Dataset content:
=====
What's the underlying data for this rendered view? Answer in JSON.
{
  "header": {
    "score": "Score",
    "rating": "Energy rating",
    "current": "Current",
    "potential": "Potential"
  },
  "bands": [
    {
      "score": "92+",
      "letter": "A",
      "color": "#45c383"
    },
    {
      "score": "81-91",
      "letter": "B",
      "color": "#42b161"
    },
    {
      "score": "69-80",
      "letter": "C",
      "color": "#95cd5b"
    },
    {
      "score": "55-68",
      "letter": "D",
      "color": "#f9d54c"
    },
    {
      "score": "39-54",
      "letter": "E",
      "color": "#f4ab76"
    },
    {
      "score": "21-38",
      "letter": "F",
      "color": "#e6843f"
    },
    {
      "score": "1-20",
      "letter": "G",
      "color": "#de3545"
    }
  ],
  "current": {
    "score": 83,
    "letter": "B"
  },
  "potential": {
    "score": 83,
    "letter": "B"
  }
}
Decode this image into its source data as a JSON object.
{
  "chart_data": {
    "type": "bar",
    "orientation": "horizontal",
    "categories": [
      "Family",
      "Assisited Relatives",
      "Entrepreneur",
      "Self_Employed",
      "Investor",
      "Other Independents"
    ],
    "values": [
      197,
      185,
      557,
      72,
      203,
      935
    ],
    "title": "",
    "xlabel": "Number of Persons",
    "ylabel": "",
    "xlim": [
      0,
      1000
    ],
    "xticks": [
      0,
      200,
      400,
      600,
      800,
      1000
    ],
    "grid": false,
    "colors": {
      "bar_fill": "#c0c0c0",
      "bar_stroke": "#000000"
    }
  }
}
=====
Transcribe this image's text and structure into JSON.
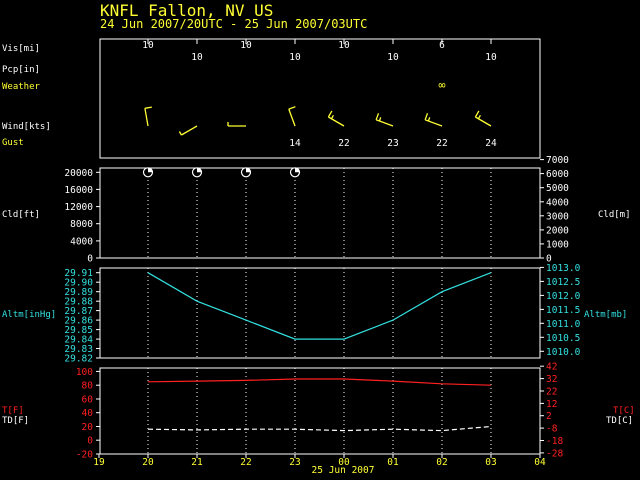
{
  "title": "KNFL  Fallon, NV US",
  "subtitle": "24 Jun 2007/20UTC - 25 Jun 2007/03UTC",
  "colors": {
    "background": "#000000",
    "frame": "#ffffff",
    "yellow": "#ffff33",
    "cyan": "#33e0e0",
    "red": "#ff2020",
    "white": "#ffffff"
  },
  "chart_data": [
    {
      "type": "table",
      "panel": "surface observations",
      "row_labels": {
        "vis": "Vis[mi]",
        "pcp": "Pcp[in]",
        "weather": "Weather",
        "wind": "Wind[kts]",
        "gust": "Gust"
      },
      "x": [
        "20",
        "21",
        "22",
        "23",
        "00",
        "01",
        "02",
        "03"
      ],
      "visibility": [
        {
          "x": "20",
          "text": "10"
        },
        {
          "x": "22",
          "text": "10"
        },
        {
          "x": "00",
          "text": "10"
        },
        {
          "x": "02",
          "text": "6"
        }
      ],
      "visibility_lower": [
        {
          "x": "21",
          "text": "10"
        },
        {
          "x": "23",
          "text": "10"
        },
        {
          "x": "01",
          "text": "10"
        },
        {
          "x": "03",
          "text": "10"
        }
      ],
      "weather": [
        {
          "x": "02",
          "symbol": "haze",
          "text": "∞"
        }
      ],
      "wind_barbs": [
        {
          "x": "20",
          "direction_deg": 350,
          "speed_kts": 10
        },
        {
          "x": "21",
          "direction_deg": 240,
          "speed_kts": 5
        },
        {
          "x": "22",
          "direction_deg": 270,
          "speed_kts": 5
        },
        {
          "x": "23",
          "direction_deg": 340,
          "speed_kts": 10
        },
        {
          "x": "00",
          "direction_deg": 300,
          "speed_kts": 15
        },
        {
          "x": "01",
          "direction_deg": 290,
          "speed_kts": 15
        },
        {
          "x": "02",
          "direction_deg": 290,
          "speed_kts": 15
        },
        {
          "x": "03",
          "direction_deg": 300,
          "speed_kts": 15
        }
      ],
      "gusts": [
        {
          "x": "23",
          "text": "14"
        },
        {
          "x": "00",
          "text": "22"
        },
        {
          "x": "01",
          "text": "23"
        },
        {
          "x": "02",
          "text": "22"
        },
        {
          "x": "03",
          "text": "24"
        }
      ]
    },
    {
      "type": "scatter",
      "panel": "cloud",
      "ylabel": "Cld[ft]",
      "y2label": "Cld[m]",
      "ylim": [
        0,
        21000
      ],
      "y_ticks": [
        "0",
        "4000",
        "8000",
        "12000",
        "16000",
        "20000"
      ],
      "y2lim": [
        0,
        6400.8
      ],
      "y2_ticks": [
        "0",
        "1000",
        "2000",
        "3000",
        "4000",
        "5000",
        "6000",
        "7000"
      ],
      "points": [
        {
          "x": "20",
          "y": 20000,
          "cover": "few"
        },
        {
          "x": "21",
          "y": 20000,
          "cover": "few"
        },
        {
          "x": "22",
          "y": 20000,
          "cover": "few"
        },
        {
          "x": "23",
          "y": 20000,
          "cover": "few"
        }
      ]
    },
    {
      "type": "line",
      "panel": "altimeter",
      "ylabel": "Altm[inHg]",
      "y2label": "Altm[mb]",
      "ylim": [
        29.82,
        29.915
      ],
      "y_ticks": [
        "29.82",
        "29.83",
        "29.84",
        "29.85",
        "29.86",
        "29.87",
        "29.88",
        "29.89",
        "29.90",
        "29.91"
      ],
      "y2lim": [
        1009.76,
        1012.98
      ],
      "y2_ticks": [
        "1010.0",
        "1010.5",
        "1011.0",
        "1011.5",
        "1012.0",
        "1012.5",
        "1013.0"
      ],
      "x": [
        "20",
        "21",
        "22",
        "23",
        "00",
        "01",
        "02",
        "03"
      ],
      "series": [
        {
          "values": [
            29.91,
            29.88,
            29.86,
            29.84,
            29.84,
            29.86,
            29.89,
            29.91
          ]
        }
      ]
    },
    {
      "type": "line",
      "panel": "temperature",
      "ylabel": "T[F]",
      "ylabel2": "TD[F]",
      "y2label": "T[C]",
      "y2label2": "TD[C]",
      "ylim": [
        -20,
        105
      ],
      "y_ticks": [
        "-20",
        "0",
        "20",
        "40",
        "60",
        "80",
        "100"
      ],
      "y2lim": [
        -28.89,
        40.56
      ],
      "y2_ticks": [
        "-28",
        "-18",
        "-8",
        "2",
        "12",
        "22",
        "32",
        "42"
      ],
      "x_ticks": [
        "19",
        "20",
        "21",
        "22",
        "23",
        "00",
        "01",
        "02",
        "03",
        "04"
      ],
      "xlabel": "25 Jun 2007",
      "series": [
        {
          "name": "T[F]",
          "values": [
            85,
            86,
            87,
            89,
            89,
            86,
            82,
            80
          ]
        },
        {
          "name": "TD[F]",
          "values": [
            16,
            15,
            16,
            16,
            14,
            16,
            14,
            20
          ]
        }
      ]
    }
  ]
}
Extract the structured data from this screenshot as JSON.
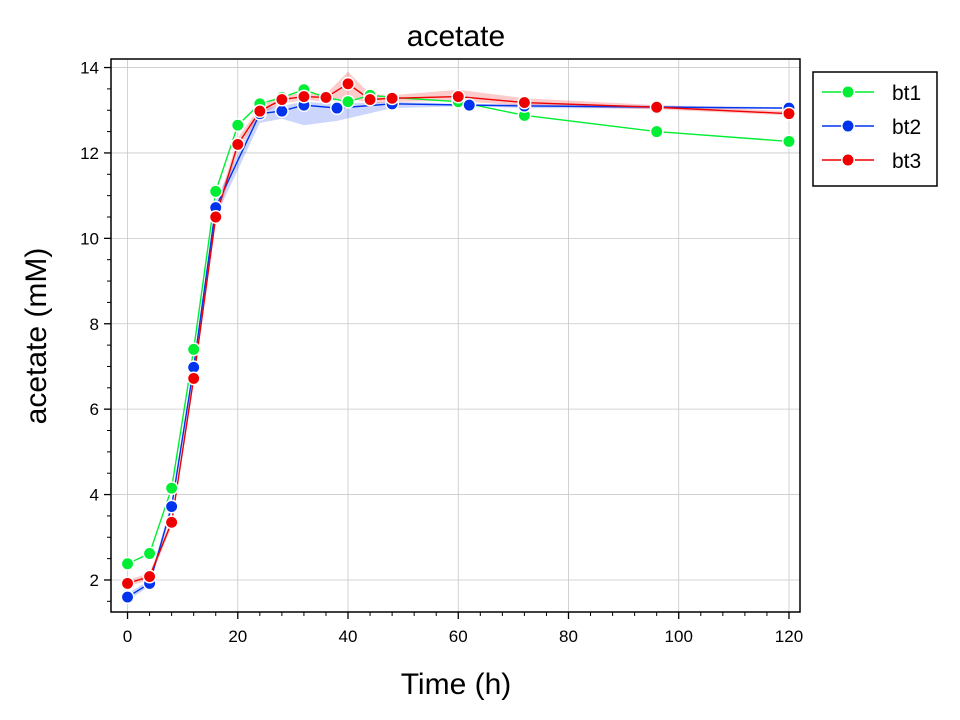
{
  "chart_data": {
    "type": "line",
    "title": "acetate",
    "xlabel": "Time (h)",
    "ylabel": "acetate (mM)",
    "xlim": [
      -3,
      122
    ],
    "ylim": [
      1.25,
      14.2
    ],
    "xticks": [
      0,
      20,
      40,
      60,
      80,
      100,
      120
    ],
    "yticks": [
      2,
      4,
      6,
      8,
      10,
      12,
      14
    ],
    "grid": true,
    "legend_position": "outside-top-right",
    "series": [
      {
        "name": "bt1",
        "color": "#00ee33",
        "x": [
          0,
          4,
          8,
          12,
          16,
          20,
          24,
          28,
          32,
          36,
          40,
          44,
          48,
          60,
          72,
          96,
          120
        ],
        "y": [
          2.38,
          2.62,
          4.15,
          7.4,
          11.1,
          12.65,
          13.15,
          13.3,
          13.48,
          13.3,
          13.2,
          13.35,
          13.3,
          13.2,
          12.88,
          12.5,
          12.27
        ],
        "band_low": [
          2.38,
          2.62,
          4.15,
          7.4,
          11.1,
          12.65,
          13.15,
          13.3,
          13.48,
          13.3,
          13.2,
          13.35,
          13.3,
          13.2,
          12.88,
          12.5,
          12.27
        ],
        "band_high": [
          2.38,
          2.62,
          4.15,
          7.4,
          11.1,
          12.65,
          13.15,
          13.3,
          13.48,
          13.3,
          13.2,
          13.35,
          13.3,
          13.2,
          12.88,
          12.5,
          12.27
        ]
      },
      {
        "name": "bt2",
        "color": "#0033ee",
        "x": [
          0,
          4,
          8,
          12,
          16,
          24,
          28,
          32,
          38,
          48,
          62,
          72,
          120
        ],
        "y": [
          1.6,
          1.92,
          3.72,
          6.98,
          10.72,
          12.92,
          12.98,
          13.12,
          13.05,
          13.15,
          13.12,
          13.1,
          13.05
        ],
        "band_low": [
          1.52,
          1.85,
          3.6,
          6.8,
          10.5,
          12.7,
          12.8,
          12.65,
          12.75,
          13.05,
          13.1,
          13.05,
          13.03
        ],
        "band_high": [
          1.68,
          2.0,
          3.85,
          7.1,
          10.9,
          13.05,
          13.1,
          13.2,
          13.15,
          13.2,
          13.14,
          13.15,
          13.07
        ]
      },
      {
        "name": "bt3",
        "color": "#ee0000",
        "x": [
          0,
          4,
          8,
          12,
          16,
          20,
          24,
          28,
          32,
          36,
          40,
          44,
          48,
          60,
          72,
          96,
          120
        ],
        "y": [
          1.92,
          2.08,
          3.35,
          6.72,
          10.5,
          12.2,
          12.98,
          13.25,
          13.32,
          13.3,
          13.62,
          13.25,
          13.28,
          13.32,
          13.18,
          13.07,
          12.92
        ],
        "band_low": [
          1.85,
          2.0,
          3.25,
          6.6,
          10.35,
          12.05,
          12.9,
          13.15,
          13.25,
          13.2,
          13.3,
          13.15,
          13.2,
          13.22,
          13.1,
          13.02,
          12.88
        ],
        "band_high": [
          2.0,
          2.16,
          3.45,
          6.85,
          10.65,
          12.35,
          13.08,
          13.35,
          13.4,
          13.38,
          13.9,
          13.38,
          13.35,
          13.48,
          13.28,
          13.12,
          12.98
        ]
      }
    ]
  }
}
=====
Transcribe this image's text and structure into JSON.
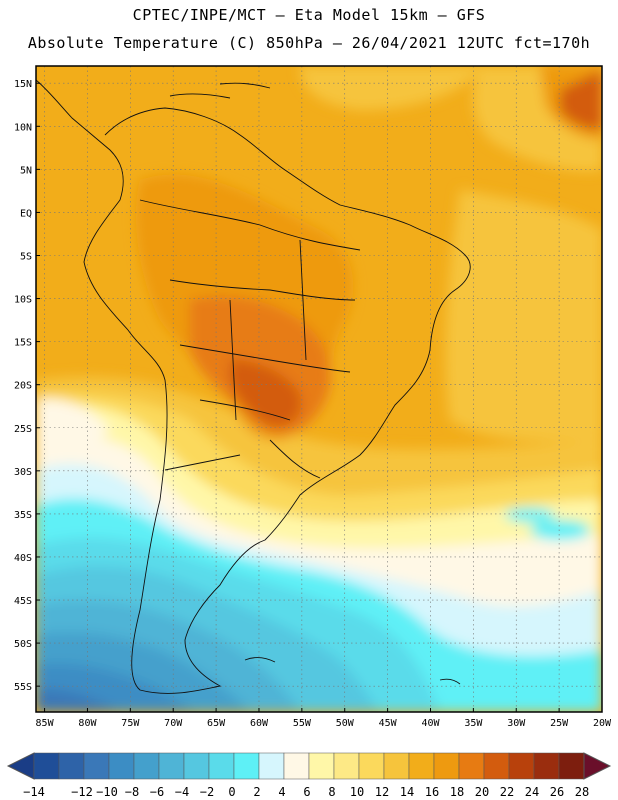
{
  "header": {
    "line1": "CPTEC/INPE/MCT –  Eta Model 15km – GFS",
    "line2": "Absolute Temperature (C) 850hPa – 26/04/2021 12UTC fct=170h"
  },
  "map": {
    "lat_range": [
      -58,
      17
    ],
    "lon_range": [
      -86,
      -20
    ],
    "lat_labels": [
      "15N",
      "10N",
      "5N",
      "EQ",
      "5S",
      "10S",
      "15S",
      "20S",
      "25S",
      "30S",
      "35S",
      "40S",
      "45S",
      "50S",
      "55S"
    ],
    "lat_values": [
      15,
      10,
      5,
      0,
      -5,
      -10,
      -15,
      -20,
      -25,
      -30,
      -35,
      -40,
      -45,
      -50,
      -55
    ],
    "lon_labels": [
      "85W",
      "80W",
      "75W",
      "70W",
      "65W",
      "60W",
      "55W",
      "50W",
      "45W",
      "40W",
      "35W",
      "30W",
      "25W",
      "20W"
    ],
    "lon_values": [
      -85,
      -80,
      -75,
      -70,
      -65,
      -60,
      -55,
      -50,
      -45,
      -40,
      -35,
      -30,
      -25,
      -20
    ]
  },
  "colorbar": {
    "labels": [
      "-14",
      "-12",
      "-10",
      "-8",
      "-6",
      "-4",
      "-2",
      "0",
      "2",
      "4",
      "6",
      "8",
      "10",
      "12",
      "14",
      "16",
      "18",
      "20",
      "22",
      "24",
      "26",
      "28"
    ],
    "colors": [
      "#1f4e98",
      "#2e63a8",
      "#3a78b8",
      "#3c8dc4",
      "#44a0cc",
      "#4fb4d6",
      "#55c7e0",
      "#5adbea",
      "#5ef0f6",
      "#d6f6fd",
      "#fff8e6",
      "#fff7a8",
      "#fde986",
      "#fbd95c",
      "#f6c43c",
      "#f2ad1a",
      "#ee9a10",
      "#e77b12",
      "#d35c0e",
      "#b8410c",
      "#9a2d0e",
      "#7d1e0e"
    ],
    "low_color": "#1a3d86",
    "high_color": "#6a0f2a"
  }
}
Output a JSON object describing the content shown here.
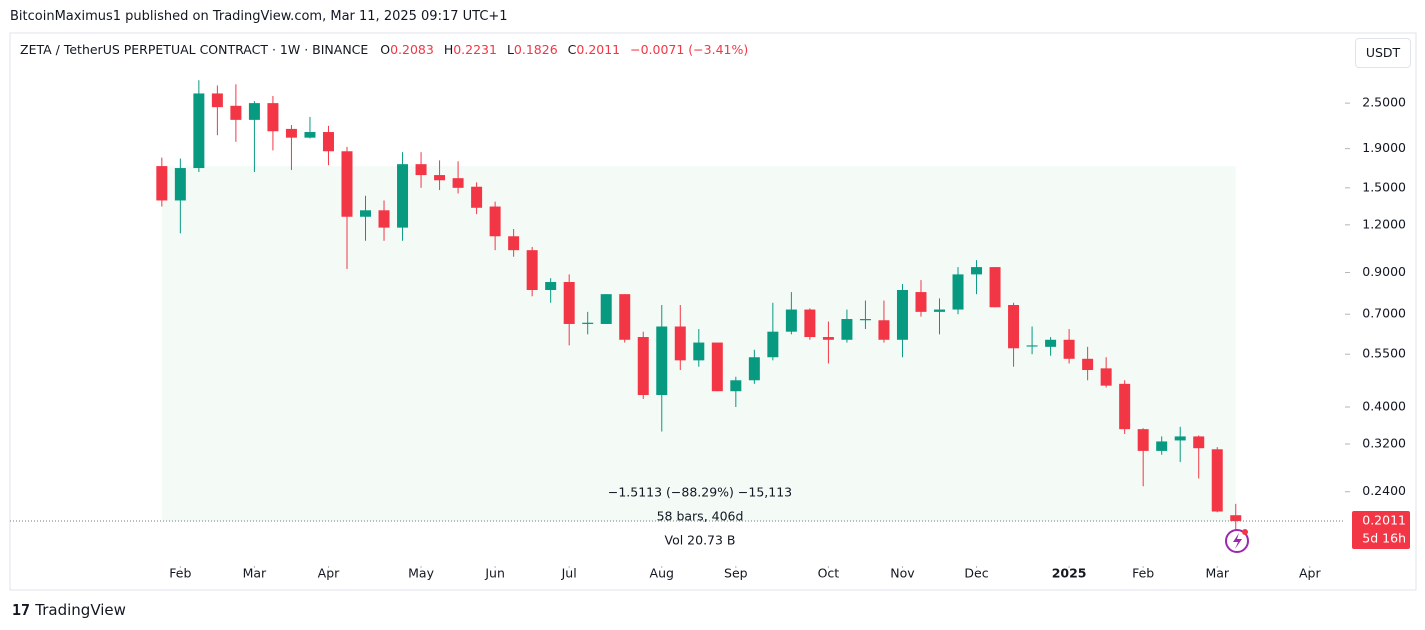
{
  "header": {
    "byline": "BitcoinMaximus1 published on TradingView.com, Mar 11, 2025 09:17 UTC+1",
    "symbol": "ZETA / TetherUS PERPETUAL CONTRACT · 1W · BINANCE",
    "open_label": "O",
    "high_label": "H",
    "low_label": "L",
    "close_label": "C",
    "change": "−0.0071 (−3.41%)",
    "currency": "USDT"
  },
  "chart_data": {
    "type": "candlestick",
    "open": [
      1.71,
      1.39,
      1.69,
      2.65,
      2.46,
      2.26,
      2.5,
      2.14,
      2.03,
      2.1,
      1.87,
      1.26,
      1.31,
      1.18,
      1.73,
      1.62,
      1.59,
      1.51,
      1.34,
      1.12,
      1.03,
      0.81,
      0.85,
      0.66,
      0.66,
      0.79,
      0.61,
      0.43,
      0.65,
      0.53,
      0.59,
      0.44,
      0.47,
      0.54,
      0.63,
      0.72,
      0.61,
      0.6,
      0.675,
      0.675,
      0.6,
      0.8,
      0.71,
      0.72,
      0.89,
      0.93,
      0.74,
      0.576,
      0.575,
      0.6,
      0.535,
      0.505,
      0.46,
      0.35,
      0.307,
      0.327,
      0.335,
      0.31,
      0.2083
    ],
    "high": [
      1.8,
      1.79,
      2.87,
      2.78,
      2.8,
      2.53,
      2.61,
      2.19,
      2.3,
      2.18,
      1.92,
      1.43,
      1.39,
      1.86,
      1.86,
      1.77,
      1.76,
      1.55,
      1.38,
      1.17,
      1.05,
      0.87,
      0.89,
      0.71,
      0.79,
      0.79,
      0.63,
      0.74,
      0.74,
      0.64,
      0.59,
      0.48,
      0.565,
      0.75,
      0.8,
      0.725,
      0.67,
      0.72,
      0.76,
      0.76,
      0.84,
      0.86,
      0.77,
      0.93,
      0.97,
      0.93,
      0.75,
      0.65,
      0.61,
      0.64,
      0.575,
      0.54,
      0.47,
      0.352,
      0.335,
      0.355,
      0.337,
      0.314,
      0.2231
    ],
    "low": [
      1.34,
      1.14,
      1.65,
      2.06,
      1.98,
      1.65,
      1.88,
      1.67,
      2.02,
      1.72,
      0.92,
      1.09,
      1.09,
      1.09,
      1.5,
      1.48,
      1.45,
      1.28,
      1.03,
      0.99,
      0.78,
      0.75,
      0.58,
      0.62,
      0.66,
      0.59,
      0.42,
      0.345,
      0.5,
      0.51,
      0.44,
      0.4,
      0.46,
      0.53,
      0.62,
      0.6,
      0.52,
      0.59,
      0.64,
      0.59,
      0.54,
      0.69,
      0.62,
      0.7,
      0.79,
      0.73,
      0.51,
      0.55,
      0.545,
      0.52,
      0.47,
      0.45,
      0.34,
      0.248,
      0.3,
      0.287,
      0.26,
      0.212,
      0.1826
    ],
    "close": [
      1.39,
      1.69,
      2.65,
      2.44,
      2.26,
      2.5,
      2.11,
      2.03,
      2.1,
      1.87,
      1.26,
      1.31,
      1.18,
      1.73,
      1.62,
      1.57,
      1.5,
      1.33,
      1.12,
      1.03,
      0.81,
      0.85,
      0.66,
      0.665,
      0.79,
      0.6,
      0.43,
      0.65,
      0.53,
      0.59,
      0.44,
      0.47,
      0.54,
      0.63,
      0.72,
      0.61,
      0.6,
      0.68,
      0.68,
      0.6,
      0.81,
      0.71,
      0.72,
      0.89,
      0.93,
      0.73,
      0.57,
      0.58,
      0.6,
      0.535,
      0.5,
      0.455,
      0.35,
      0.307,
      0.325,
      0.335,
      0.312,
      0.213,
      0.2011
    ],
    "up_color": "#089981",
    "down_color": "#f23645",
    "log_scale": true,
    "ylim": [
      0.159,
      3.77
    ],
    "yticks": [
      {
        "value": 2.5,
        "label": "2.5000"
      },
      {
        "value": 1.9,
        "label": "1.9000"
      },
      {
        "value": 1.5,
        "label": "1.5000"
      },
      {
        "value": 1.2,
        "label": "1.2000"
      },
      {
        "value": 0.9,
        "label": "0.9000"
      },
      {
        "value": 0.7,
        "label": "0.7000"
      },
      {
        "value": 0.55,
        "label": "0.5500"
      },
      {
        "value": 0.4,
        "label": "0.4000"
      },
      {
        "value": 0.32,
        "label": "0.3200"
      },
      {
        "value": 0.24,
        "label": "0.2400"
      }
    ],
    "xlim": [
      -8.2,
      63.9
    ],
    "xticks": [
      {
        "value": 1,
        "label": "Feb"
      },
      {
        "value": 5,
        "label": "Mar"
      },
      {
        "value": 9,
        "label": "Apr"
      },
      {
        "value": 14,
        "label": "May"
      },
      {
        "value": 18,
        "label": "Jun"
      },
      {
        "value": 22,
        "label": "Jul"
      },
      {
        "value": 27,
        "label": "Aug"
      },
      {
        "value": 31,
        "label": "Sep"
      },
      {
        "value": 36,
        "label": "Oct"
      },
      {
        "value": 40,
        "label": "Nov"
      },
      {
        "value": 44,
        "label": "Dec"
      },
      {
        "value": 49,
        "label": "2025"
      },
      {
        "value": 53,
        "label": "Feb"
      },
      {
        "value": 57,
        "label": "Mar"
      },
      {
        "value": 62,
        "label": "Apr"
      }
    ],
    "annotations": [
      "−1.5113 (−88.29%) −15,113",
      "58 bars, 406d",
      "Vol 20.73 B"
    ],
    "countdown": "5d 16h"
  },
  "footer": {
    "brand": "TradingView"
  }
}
=====
Goal of the exercise: Copy out all lines where the word "this" appears.

Exercise solution:
What's the underlying data for this rendered view? Answer in JSON.
Decode this image into its source data as a JSON object.
Transcribe this image's text and structure into JSON.
Extract the structured data from this screenshot as JSON.
Transcribe this image's text and structure into JSON.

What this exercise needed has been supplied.